Data for this task =
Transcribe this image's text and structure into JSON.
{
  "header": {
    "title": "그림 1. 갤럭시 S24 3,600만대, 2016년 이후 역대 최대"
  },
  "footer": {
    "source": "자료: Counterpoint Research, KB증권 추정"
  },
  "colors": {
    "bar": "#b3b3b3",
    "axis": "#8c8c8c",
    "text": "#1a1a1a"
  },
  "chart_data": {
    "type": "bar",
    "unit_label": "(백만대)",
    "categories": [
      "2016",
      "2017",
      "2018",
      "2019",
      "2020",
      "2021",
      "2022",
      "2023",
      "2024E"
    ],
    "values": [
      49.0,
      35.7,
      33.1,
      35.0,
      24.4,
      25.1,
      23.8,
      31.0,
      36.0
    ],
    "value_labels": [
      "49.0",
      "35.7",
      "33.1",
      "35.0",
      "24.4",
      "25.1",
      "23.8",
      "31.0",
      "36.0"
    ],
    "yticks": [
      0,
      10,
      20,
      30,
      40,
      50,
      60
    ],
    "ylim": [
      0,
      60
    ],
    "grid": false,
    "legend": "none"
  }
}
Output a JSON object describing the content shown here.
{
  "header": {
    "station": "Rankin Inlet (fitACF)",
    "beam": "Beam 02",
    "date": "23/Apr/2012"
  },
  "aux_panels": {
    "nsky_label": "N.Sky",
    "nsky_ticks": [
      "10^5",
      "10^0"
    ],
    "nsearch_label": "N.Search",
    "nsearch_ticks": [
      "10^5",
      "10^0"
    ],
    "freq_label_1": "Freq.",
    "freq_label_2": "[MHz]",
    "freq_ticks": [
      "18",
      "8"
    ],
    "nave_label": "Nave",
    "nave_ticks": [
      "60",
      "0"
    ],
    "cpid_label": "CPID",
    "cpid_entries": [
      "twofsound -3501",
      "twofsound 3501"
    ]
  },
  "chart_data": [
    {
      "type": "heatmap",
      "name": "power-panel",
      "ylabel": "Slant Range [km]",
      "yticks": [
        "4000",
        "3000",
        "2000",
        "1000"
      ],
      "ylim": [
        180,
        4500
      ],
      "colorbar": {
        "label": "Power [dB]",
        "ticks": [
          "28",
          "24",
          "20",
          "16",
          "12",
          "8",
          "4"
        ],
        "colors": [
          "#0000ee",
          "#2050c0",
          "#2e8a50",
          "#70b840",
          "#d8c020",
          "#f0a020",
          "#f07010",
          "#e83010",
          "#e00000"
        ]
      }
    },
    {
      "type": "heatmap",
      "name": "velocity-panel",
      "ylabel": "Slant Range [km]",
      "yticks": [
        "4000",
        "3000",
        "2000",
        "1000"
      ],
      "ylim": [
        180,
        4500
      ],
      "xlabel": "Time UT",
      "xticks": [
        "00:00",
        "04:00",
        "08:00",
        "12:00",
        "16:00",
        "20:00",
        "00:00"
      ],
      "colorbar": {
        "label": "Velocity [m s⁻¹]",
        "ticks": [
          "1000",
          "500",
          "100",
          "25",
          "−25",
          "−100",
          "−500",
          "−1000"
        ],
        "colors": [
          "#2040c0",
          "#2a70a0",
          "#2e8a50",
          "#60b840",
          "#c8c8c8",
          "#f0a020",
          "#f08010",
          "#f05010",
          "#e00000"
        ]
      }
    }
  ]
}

Task = Restate each record exactly as written.

Response to the task =
Transcribe this image's text and structure into JSON.
{
  "header": {
    "title": "그림 1. 갤럭시 S24 3,600만대, 2016년 이후 역대 최대"
  },
  "footer": {
    "source": "자료: Counterpoint Research, KB증권 추정"
  },
  "colors": {
    "bar": "#b3b3b3",
    "axis": "#8c8c8c",
    "text": "#1a1a1a"
  },
  "chart_data": {
    "type": "bar",
    "unit_label": "(백만대)",
    "categories": [
      "2016",
      "2017",
      "2018",
      "2019",
      "2020",
      "2021",
      "2022",
      "2023",
      "2024E"
    ],
    "values": [
      49.0,
      35.7,
      33.1,
      35.0,
      24.4,
      25.1,
      23.8,
      31.0,
      36.0
    ],
    "value_labels": [
      "49.0",
      "35.7",
      "33.1",
      "35.0",
      "24.4",
      "25.1",
      "23.8",
      "31.0",
      "36.0"
    ],
    "yticks": [
      0,
      10,
      20,
      30,
      40,
      50,
      60
    ],
    "ylim": [
      0,
      60
    ],
    "grid": false,
    "legend": "none"
  }
}
Output a JSON object describing the content shown here.
{
  "header": {
    "station": "Rankin Inlet (fitACF)",
    "beam": "Beam 02",
    "date": "23/Apr/2012"
  },
  "aux_panels": {
    "nsky_label": "N.Sky",
    "nsky_ticks": [
      "10^5",
      "10^0"
    ],
    "nsearch_label": "N.Search",
    "nsearch_ticks": [
      "10^5",
      "10^0"
    ],
    "freq_label_1": "Freq.",
    "freq_label_2": "[MHz]",
    "freq_ticks": [
      "18",
      "8"
    ],
    "nave_label": "Nave",
    "nave_ticks": [
      "60",
      "0"
    ],
    "cpid_label": "CPID",
    "cpid_entries": [
      "twofsound -3501",
      "twofsound 3501"
    ]
  },
  "chart_data": [
    {
      "type": "heatmap",
      "name": "power-panel",
      "ylabel": "Slant Range [km]",
      "yticks": [
        "4000",
        "3000",
        "2000",
        "1000"
      ],
      "ylim": [
        180,
        4500
      ],
      "colorbar": {
        "label": "Power [dB]",
        "ticks": [
          "28",
          "24",
          "20",
          "16",
          "12",
          "8",
          "4"
        ],
        "colors": [
          "#0000ee",
          "#2050c0",
          "#2e8a50",
          "#70b840",
          "#d8c020",
          "#f0a020",
          "#f07010",
          "#e83010",
          "#e00000"
        ]
      }
    },
    {
      "type": "heatmap",
      "name": "velocity-panel",
      "ylabel": "Slant Range [km]",
      "yticks": [
        "4000",
        "3000",
        "2000",
        "1000"
      ],
      "ylim": [
        180,
        4500
      ],
      "xlabel": "Time UT",
      "xticks": [
        "00:00",
        "04:00",
        "08:00",
        "12:00",
        "16:00",
        "20:00",
        "00:00"
      ],
      "colorbar": {
        "label": "Velocity [m s⁻¹]",
        "ticks": [
          "1000",
          "500",
          "100",
          "25",
          "−25",
          "−100",
          "−500",
          "−1000"
        ],
        "colors": [
          "#2040c0",
          "#2a70a0",
          "#2e8a50",
          "#60b840",
          "#c8c8c8",
          "#f0a020",
          "#f08010",
          "#f05010",
          "#e00000"
        ]
      }
    }
  ]
}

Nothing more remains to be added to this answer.